Set problem: Print every entry word for word, but omit the pictures.

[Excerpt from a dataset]
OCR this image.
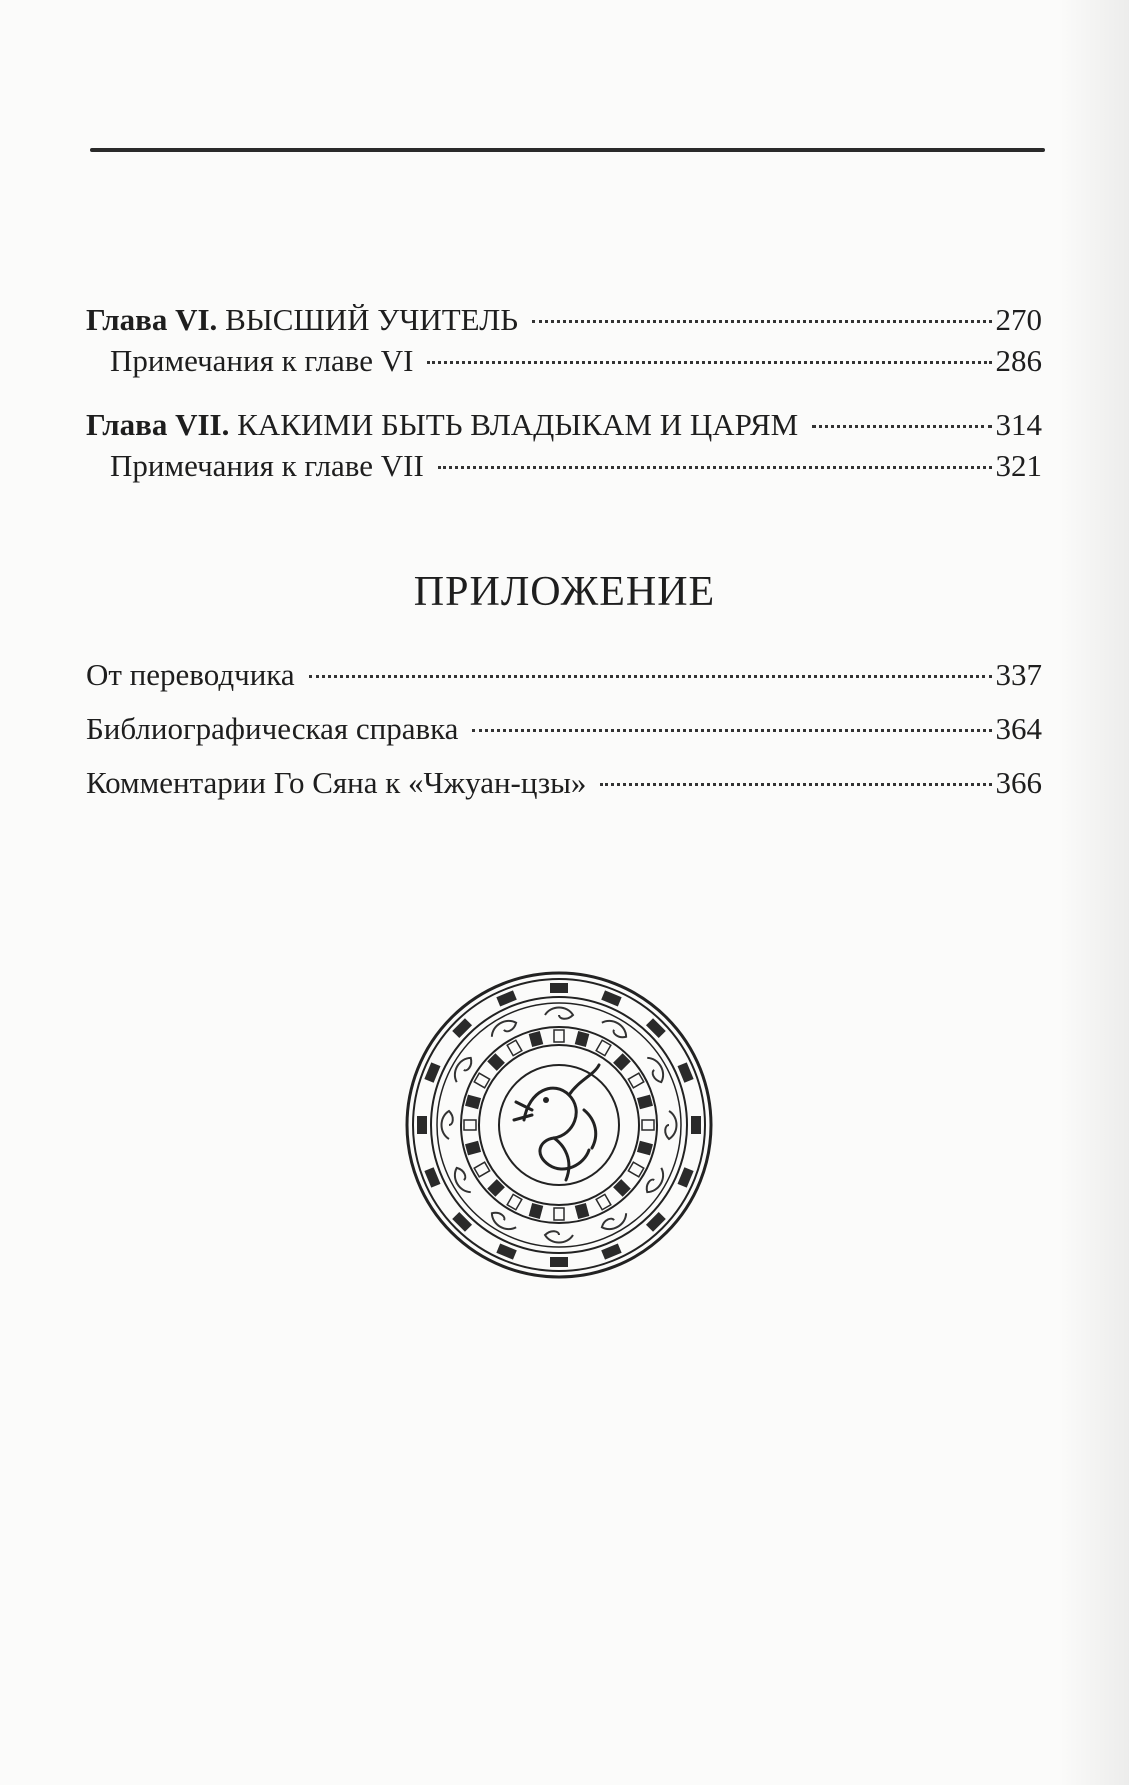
Глава VI. ВЫСШИЙ УЧИТЕЛЬ	270
Примечания к главе VI	286
Глава VII. КАКИМИ БЫТЬ ВЛАДЫКАМ И ЦАРЯМ	314
Примечания к главе VII	321
ПРИЛОЖЕНИЕ
От переводчика	337
Библиографическая справка	364
Комментарии Го Сяна к «Чжуан-цзы»	366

Output:
OCR this image.
Глава VI. ВЫСШИЙ УЧИТЕЛЬ	270
Примечания к главе VI	286
Глава VII. КАКИМИ БЫТЬ ВЛАДЫКАМ И ЦАРЯМ	314
Примечания к главе VII	321
ПРИЛОЖЕНИЕ
От переводчика	337
Библиографическая справка	364
Комментарии Го Сяна к «Чжуан-цзы»	366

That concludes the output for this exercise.